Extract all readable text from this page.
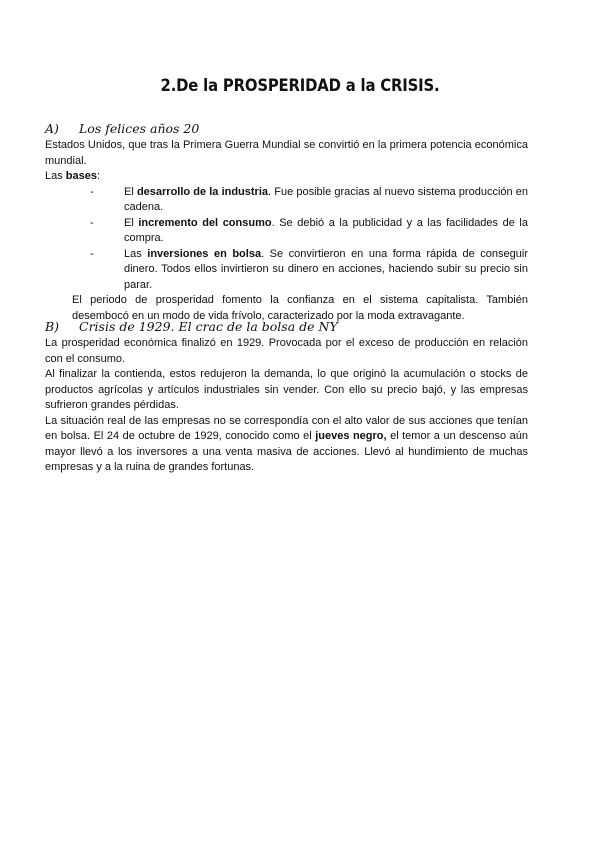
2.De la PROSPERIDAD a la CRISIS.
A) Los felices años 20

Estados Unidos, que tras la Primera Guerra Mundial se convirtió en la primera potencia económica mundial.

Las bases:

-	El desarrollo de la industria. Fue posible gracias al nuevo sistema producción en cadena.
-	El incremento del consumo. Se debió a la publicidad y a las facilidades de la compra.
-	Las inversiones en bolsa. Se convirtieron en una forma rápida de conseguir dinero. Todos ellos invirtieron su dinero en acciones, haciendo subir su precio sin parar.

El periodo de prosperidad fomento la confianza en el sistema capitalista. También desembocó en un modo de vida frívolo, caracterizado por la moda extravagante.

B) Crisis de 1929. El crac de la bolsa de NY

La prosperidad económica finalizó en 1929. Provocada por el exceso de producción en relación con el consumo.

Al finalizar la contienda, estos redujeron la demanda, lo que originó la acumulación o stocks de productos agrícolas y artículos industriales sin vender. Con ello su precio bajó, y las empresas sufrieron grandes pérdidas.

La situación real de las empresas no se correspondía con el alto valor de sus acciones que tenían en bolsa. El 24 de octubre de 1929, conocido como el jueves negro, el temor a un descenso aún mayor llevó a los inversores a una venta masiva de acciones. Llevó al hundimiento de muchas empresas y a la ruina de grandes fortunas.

○ ○ ○ ○ ○ ○ ○

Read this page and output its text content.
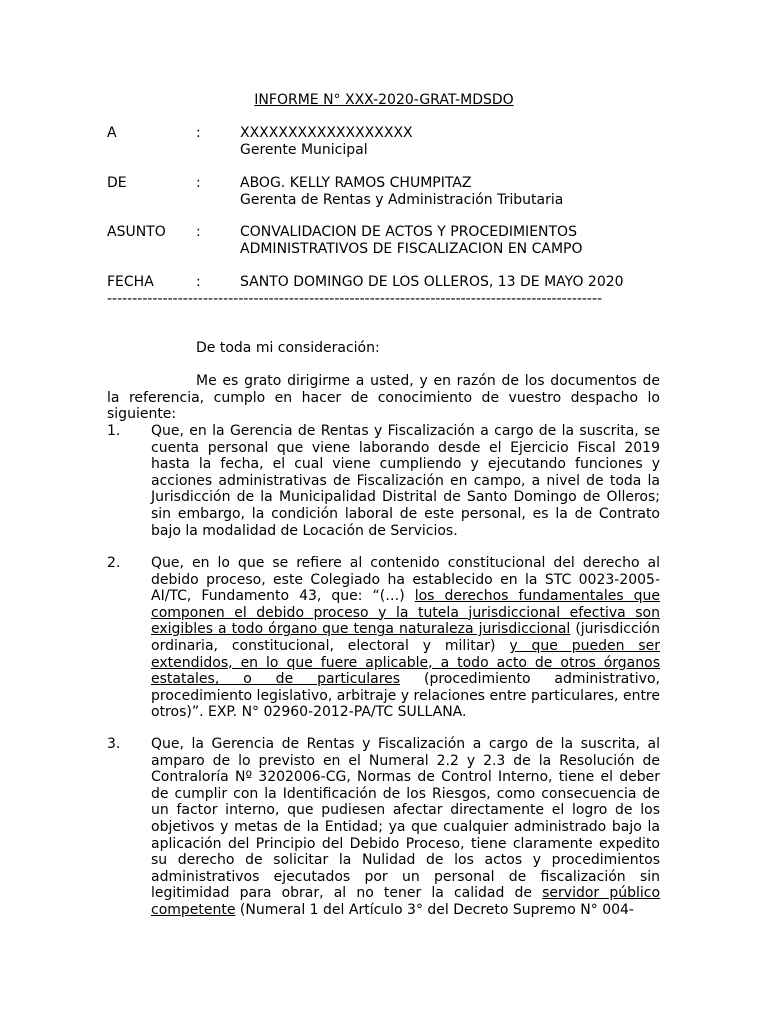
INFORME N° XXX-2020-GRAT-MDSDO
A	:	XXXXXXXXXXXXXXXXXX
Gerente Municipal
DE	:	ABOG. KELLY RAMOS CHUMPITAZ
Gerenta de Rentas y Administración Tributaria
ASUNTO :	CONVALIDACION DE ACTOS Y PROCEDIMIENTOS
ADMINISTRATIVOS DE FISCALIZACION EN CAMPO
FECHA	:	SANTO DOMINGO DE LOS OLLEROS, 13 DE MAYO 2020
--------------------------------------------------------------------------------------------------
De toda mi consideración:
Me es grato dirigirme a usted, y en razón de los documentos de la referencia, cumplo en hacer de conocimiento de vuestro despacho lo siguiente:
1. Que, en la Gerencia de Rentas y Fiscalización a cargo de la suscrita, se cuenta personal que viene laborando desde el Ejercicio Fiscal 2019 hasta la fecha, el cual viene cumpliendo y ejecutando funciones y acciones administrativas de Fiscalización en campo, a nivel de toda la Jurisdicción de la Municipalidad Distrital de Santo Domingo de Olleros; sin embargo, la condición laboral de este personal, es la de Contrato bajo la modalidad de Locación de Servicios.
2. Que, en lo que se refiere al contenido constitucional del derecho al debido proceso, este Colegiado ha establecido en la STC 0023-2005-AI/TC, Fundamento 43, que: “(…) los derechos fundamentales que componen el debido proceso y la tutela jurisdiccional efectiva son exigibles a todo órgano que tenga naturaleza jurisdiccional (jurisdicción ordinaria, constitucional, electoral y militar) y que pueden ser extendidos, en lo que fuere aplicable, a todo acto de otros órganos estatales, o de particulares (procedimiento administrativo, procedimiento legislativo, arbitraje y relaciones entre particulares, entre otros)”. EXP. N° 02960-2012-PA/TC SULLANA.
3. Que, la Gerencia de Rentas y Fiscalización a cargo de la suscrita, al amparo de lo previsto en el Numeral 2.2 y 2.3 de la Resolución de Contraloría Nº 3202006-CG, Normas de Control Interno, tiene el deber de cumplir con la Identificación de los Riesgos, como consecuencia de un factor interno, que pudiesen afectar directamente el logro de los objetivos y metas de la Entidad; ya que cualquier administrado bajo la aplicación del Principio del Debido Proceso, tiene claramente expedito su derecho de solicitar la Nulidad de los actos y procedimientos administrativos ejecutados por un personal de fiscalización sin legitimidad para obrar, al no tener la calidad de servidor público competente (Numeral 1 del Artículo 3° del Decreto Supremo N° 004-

○ ○ ○ ○ ○ ○ ○

Go through the lines above. Select every one that has the string "consumo".

Response to the exercise:
-	El incremento del consumo. Se debió a la publicidad y a las facilidades de la compra.
La prosperidad económica finalizó en 1929. Provocada por el exceso de producción en relación con el consumo.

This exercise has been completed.